# CHALLENGE
Print out each record below, unaltered and complete, without its images.

# PROVIDED INFORMATION
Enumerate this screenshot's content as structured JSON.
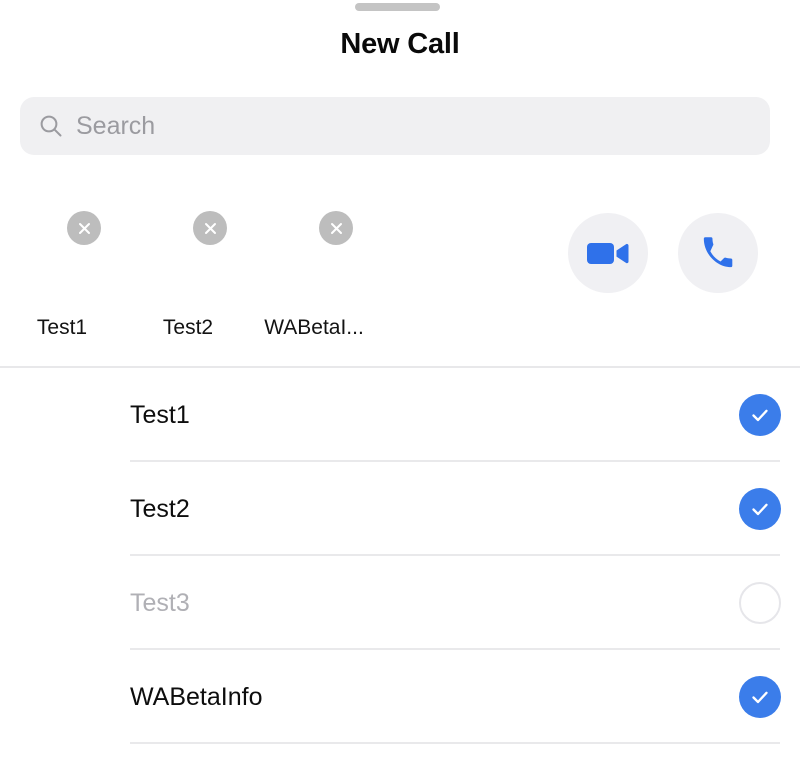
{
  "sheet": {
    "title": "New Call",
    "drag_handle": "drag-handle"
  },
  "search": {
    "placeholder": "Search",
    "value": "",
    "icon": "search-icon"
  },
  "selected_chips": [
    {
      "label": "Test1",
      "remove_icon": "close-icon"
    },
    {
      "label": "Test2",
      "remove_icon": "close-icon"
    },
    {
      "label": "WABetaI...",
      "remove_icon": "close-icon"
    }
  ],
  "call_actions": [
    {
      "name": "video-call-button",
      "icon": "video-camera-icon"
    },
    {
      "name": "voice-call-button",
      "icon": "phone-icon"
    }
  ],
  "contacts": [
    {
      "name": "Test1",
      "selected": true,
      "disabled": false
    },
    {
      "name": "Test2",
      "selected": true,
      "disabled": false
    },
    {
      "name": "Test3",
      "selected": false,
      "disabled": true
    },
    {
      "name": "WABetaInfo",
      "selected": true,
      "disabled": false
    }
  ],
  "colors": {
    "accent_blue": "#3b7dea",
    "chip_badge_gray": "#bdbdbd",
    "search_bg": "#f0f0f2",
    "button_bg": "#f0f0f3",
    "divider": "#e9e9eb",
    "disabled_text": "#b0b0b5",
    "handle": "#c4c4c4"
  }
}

# OUTPUT
Enumerate this screenshot's content as structured JSON.
{
  "sheet": {
    "title": "New Call",
    "drag_handle": "drag-handle"
  },
  "search": {
    "placeholder": "Search",
    "value": "",
    "icon": "search-icon"
  },
  "selected_chips": [
    {
      "label": "Test1",
      "remove_icon": "close-icon"
    },
    {
      "label": "Test2",
      "remove_icon": "close-icon"
    },
    {
      "label": "WABetaI...",
      "remove_icon": "close-icon"
    }
  ],
  "call_actions": [
    {
      "name": "video-call-button",
      "icon": "video-camera-icon"
    },
    {
      "name": "voice-call-button",
      "icon": "phone-icon"
    }
  ],
  "contacts": [
    {
      "name": "Test1",
      "selected": true,
      "disabled": false
    },
    {
      "name": "Test2",
      "selected": true,
      "disabled": false
    },
    {
      "name": "Test3",
      "selected": false,
      "disabled": true
    },
    {
      "name": "WABetaInfo",
      "selected": true,
      "disabled": false
    }
  ],
  "colors": {
    "accent_blue": "#3b7dea",
    "chip_badge_gray": "#bdbdbd",
    "search_bg": "#f0f0f2",
    "button_bg": "#f0f0f3",
    "divider": "#e9e9eb",
    "disabled_text": "#b0b0b5",
    "handle": "#c4c4c4"
  }
}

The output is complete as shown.